#### EXERCISE PROMPT
Where the string "JSON" occurs in the material below, report the whole line.

#### PROVIDED DATA

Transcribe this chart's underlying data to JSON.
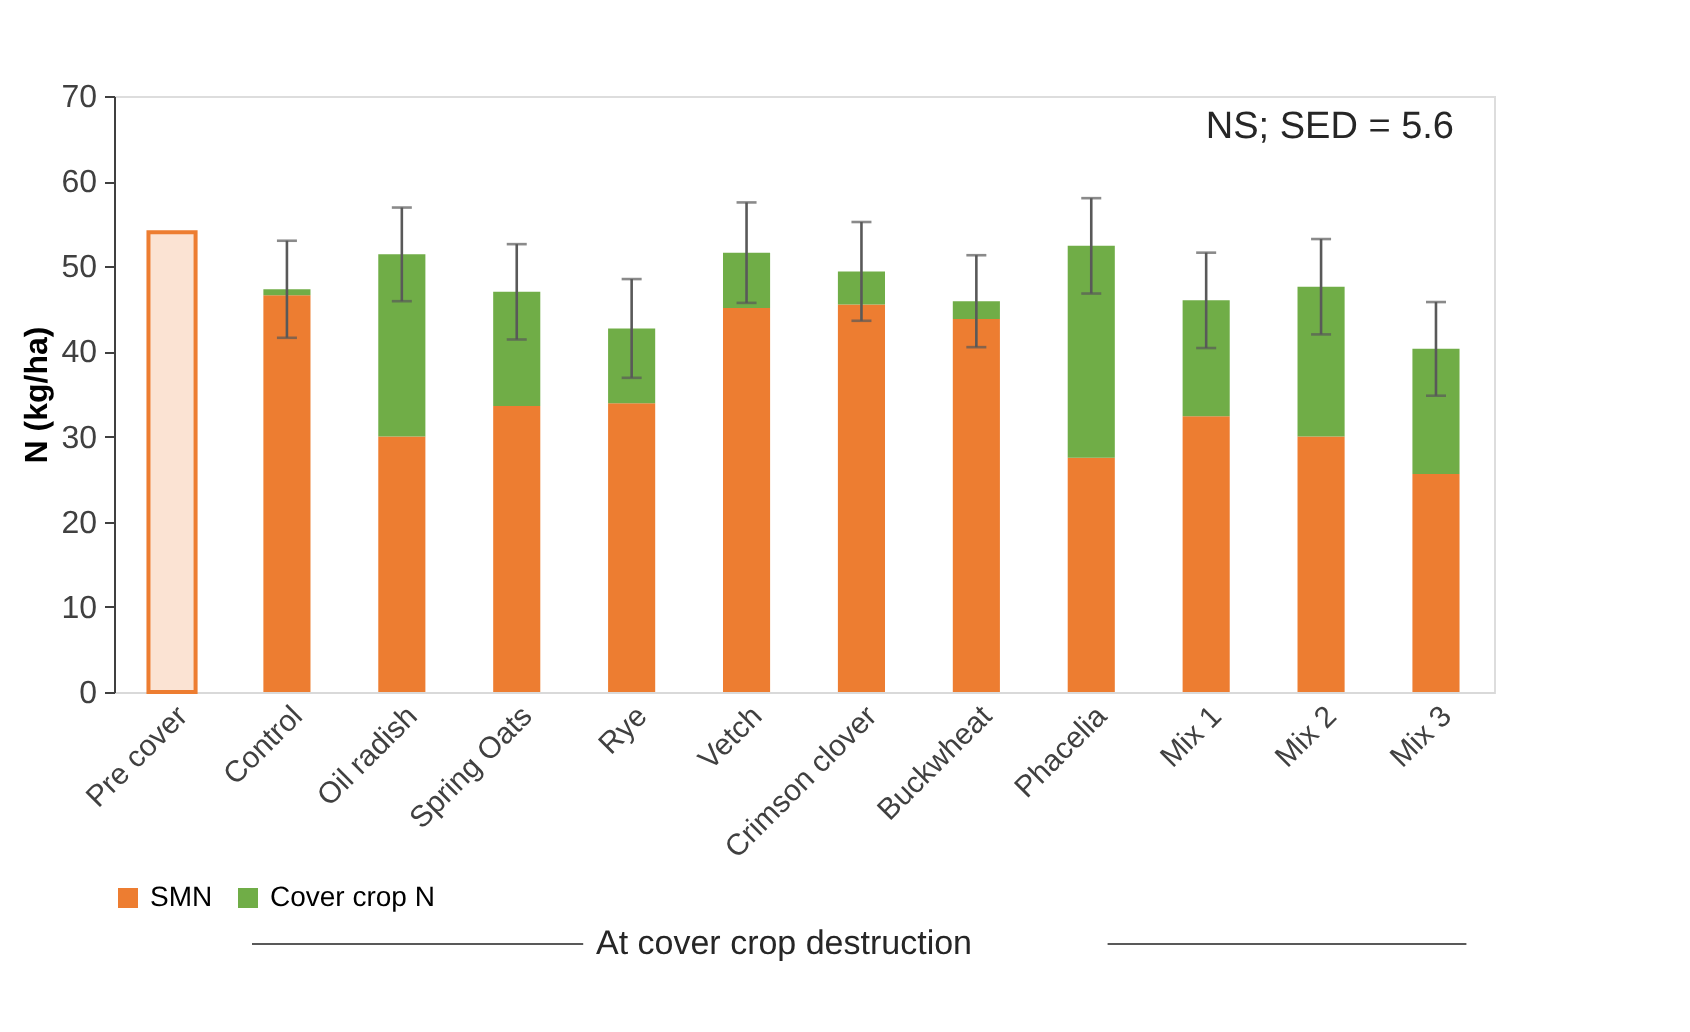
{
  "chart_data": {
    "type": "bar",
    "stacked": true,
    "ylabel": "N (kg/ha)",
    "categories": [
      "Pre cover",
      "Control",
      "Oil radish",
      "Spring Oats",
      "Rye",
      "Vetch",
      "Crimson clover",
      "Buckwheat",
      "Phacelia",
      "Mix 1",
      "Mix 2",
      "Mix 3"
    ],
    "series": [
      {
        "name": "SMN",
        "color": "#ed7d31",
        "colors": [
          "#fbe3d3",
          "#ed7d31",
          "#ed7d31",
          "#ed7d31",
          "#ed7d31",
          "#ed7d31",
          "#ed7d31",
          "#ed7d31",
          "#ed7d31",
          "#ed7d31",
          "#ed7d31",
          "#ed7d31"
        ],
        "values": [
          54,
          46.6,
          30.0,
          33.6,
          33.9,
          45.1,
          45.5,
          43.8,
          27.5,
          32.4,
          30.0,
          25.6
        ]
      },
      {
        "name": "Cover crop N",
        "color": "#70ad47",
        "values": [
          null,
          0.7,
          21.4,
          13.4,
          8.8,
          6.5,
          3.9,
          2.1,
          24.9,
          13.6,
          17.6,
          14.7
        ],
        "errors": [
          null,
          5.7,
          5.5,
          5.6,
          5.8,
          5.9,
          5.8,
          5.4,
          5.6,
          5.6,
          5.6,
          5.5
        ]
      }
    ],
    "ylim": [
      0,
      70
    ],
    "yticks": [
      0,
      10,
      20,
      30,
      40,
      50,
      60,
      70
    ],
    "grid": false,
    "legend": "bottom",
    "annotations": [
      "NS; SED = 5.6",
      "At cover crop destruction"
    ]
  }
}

...

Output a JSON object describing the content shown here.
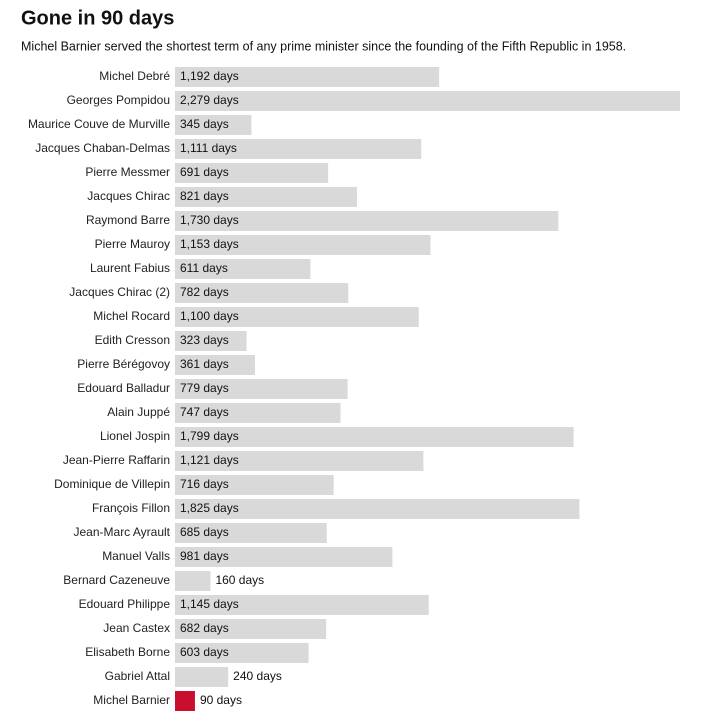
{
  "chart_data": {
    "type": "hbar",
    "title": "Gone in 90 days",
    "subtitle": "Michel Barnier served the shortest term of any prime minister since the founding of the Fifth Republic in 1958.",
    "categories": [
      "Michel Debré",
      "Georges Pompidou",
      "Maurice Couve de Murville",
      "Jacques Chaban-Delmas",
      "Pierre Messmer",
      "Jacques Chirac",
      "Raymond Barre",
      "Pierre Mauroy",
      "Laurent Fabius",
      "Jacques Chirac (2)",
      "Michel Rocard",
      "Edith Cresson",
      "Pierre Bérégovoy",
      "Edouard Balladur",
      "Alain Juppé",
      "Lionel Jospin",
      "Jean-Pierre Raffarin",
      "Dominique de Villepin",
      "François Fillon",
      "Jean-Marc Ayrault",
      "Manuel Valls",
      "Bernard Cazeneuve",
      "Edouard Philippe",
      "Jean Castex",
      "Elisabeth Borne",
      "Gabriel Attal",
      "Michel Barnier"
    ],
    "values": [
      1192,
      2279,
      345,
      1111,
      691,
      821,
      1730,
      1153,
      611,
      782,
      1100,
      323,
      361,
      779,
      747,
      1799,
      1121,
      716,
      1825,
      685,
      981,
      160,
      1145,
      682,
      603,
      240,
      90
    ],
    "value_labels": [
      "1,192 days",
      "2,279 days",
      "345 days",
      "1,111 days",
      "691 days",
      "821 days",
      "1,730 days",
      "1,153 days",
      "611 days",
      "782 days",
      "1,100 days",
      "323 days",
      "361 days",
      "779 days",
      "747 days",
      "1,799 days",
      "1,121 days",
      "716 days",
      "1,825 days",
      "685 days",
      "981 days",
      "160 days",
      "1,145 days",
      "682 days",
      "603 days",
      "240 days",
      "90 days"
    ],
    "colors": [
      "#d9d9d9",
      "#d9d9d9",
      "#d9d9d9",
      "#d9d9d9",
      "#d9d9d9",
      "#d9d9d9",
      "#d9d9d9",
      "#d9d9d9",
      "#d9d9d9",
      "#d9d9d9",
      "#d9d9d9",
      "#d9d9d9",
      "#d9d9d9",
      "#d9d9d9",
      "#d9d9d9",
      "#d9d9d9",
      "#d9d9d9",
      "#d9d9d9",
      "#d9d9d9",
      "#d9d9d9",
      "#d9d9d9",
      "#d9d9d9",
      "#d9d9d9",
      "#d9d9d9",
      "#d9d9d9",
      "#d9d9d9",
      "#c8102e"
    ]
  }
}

#### RESULT BELOW
Transcribe this chart's underlying data to JSON.
Output a JSON object describing the content shown here.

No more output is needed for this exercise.